◆ Dataset extract:
|---|

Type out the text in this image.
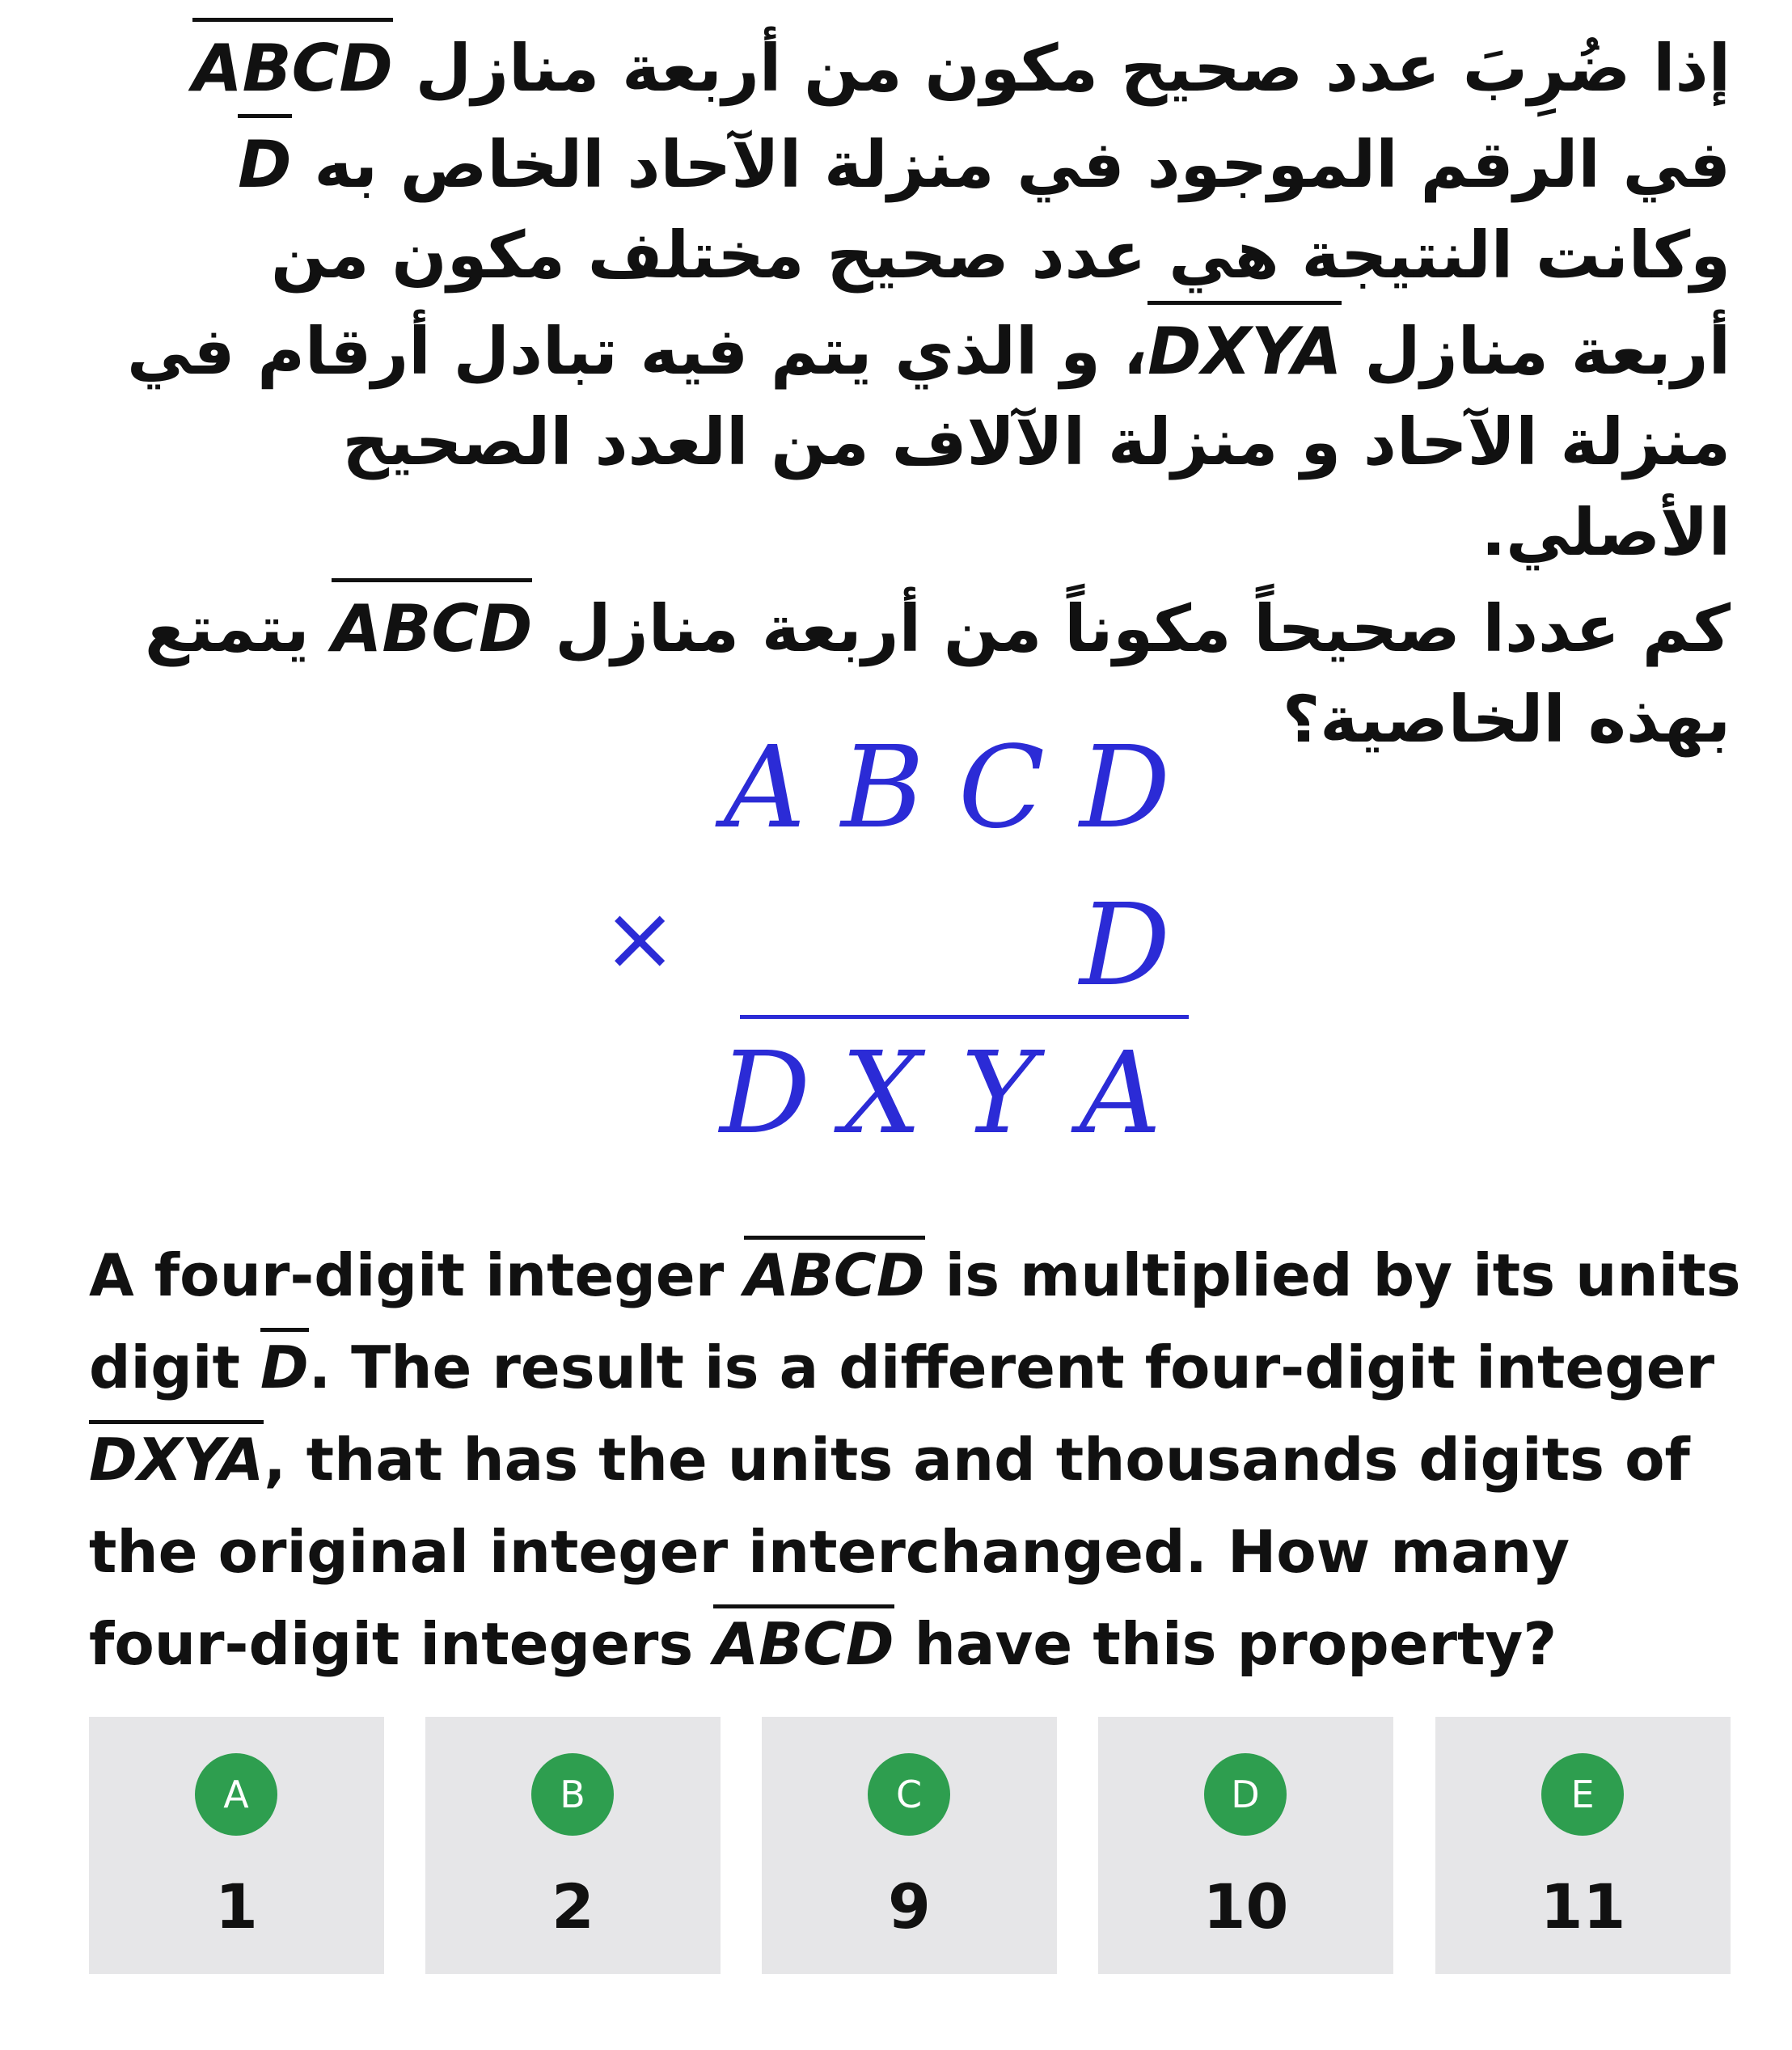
إذا ضُرِبَ عدد صحيح مكون من أربعة منازل ABCD في الرقم الموجود في منزلة الآحاد الخاص به D وكانت النتيجة هي عدد صحيح مختلف مكون من أربعة منازل DXYA، و الذي يتم فيه تبادل أرقام في منزلة الآحاد و منزلة الآلاف من العدد الصحيح الأصلي.

كم عددا صحيحاً مكوناً من أربعة منازل ABCD يتمتع بهذه الخاصية؟

A B C D
×	D
D X Y A

A four-digit integer ABCD is multiplied by its units digit D. The result is a different four-digit integer DXYA, that has the units and thousands digits of the original integer interchanged. How many four-digit integers ABCD have this property?

A
1
B
2
C
9
D
10
E
11
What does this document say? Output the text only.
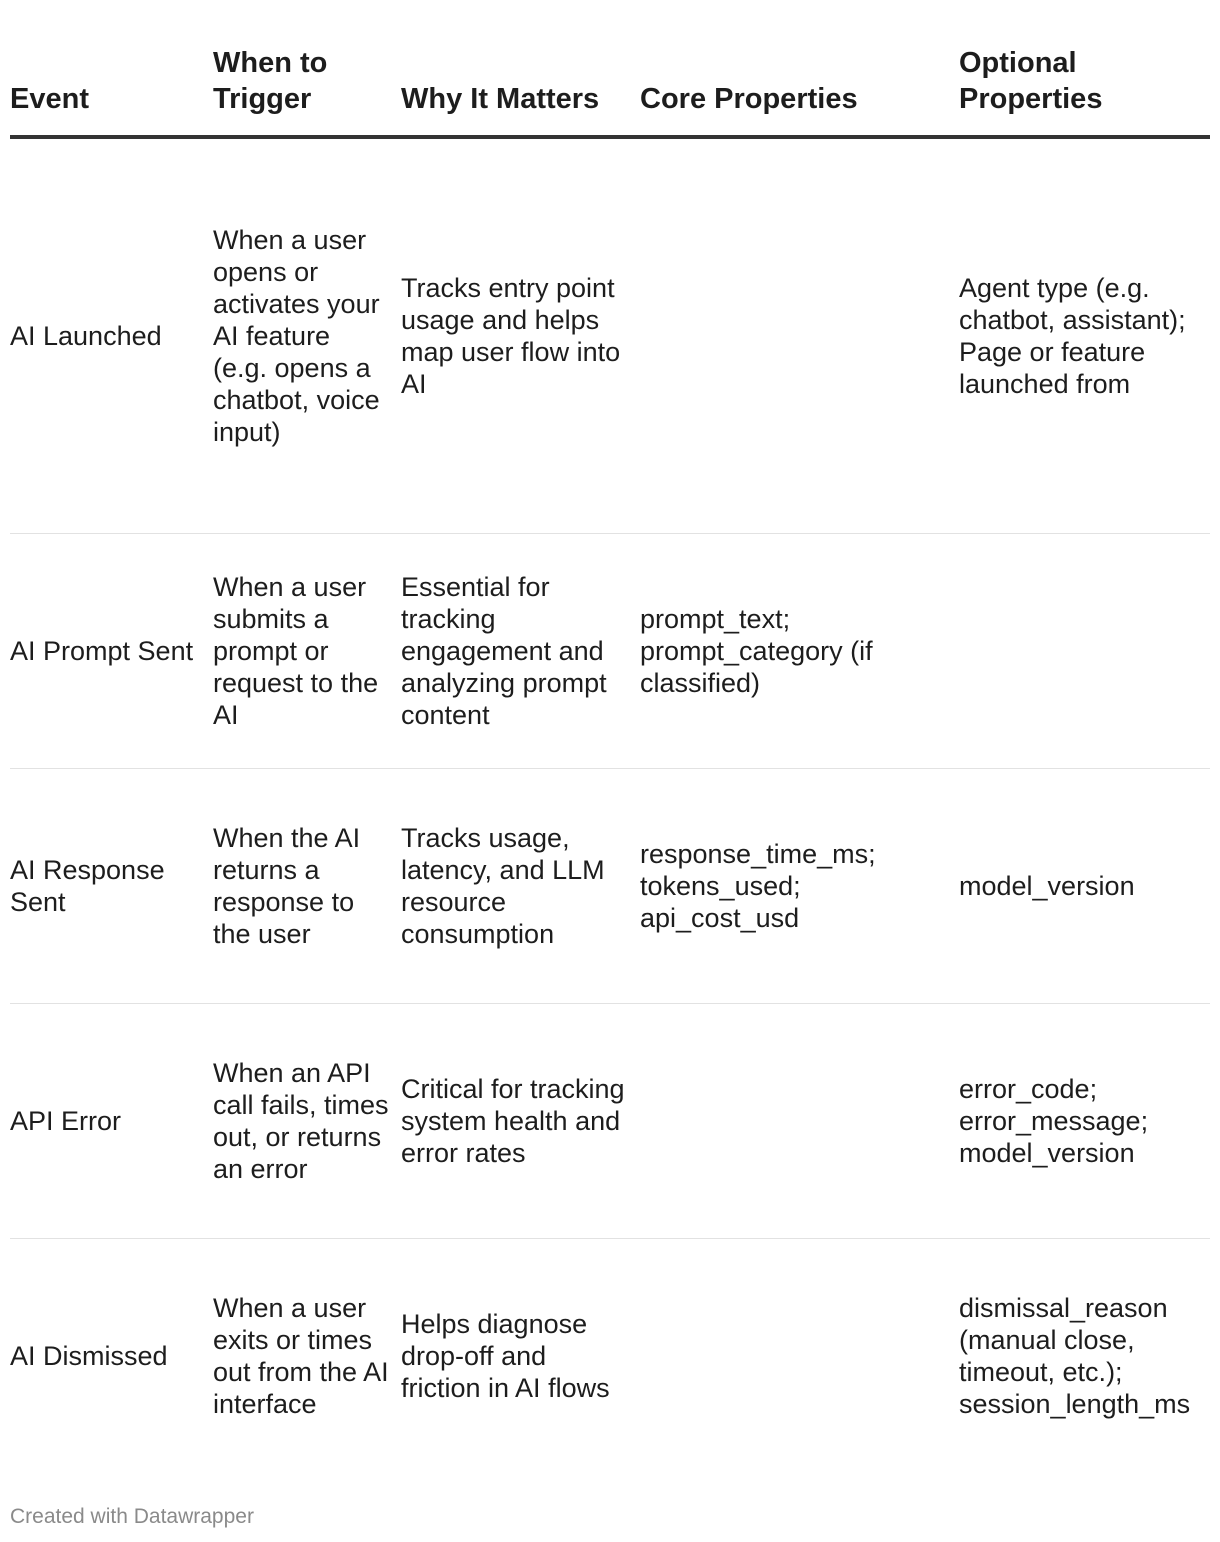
Event	When to Trigger	Why It Matters	Core Properties	Optional Properties
AI Launched	When a user opens or activates your AI feature (e.g. opens a chatbot, voice input)	Tracks entry point usage and helps map user flow into AI		Agent type (e.g. chatbot, assistant); Page or feature launched from
AI Prompt Sent	When a user submits a prompt or request to the AI	Essential for tracking engagement and analyzing prompt content	prompt_text; prompt_category (if classified)	
AI Response Sent	When the AI returns a response to the user	Tracks usage, latency, and LLM resource consumption	response_time_ms; tokens_used; api_cost_usd	model_version
API Error	When an API call fails, times out, or returns an error	Critical for tracking system health and error rates		error_code; error_message; model_version
AI Dismissed	When a user exits or times out from the AI interface	Helps diagnose drop-off and friction in AI flows		dismissal_reason (manual close, timeout, etc.); session_length_ms
Created with Datawrapper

|---|

◆ Task directions:
Omit all pictures while transcribing the entries verbatim.

◆ Response for this exercise:
Type out the text in this image.
إذا ضُرِبَ عدد صحيح مكون من أربعة منازل ABCD في الرقم الموجود في منزلة الآحاد الخاص به D وكانت النتيجة هي عدد صحيح مختلف مكون من أربعة منازل DXYA، و الذي يتم فيه تبادل أرقام في منزلة الآحاد و منزلة الآلاف من العدد الصحيح الأصلي.

كم عددا صحيحاً مكوناً من أربعة منازل ABCD يتمتع بهذه الخاصية؟

A B C D
×	D
D X Y A

A four-digit integer ABCD is multiplied by its units digit D. The result is a different four-digit integer DXYA, that has the units and thousands digits of the original integer interchanged. How many four-digit integers ABCD have this property?

A
1
B
2
C
9
D
10
E
11
What does this document say? Output the text only.
Event	When to Trigger	Why It Matters	Core Properties	Optional Properties
AI Launched	When a user opens or activates your AI feature (e.g. opens a chatbot, voice input)	Tracks entry point usage and helps map user flow into AI		Agent type (e.g. chatbot, assistant); Page or feature launched from
AI Prompt Sent	When a user submits a prompt or request to the AI	Essential for tracking engagement and analyzing prompt content	prompt_text; prompt_category (if classified)	
AI Response Sent	When the AI returns a response to the user	Tracks usage, latency, and LLM resource consumption	response_time_ms; tokens_used; api_cost_usd	model_version
API Error	When an API call fails, times out, or returns an error	Critical for tracking system health and error rates		error_code; error_message; model_version
AI Dismissed	When a user exits or times out from the AI interface	Helps diagnose drop-off and friction in AI flows		dismissal_reason (manual close, timeout, etc.); session_length_ms
Created with Datawrapper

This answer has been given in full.